**EXERCISE DETAILS:** Return the entries below verbatim. Pictures stay out.

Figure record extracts
****************************************
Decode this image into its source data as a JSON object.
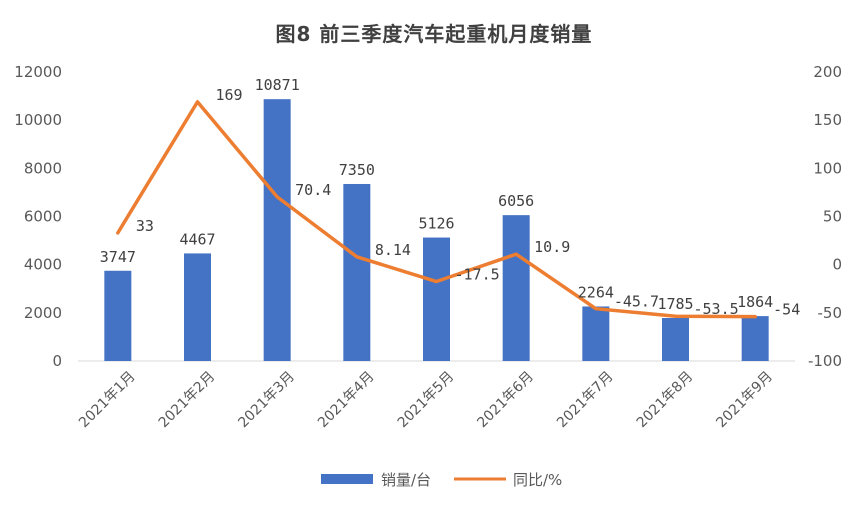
{
  "chart_data": {
    "type": "bar",
    "title": "图8   前三季度汽车起重机月度销量",
    "categories": [
      "2021年1月",
      "2021年2月",
      "2021年3月",
      "2021年4月",
      "2021年5月",
      "2021年6月",
      "2021年7月",
      "2021年8月",
      "2021年9月"
    ],
    "series": [
      {
        "name": "销量/台",
        "type": "bar",
        "axis": "left",
        "color": "#4472C4",
        "values": [
          3747,
          4467,
          10871,
          7350,
          5126,
          6056,
          2264,
          1785,
          1864
        ],
        "labels": [
          "3747",
          "4467",
          "10871",
          "7350",
          "5126",
          "6056",
          "2264",
          "1785",
          "1864"
        ]
      },
      {
        "name": "同比/%",
        "type": "line",
        "axis": "right",
        "color": "#ED7D31",
        "values": [
          33,
          169,
          70.4,
          8.14,
          -17.5,
          10.9,
          -45.7,
          -53.5,
          -54
        ],
        "labels": [
          "33",
          "169",
          "70.4",
          "8.14",
          "-17.5",
          "10.9",
          "-45.7",
          "-53.5",
          "-54"
        ]
      }
    ],
    "left_axis": {
      "min": 0,
      "max": 12000,
      "ticks": [
        "0",
        "2000",
        "4000",
        "6000",
        "8000",
        "10000",
        "12000"
      ]
    },
    "right_axis": {
      "min": -100,
      "max": 200,
      "ticks": [
        "-100",
        "-50",
        "0",
        "50",
        "100",
        "150",
        "200"
      ]
    },
    "grid": false,
    "legend_position": "bottom"
  }
}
****************************************
**COMPLETE RESPONSE:**
Decode this image into its source data as a JSON object.
{
  "chart_data": {
    "type": "bar",
    "title": "图8   前三季度汽车起重机月度销量",
    "categories": [
      "2021年1月",
      "2021年2月",
      "2021年3月",
      "2021年4月",
      "2021年5月",
      "2021年6月",
      "2021年7月",
      "2021年8月",
      "2021年9月"
    ],
    "series": [
      {
        "name": "销量/台",
        "type": "bar",
        "axis": "left",
        "color": "#4472C4",
        "values": [
          3747,
          4467,
          10871,
          7350,
          5126,
          6056,
          2264,
          1785,
          1864
        ],
        "labels": [
          "3747",
          "4467",
          "10871",
          "7350",
          "5126",
          "6056",
          "2264",
          "1785",
          "1864"
        ]
      },
      {
        "name": "同比/%",
        "type": "line",
        "axis": "right",
        "color": "#ED7D31",
        "values": [
          33,
          169,
          70.4,
          8.14,
          -17.5,
          10.9,
          -45.7,
          -53.5,
          -54
        ],
        "labels": [
          "33",
          "169",
          "70.4",
          "8.14",
          "-17.5",
          "10.9",
          "-45.7",
          "-53.5",
          "-54"
        ]
      }
    ],
    "left_axis": {
      "min": 0,
      "max": 12000,
      "ticks": [
        "0",
        "2000",
        "4000",
        "6000",
        "8000",
        "10000",
        "12000"
      ]
    },
    "right_axis": {
      "min": -100,
      "max": 200,
      "ticks": [
        "-100",
        "-50",
        "0",
        "50",
        "100",
        "150",
        "200"
      ]
    },
    "grid": false,
    "legend_position": "bottom"
  }
}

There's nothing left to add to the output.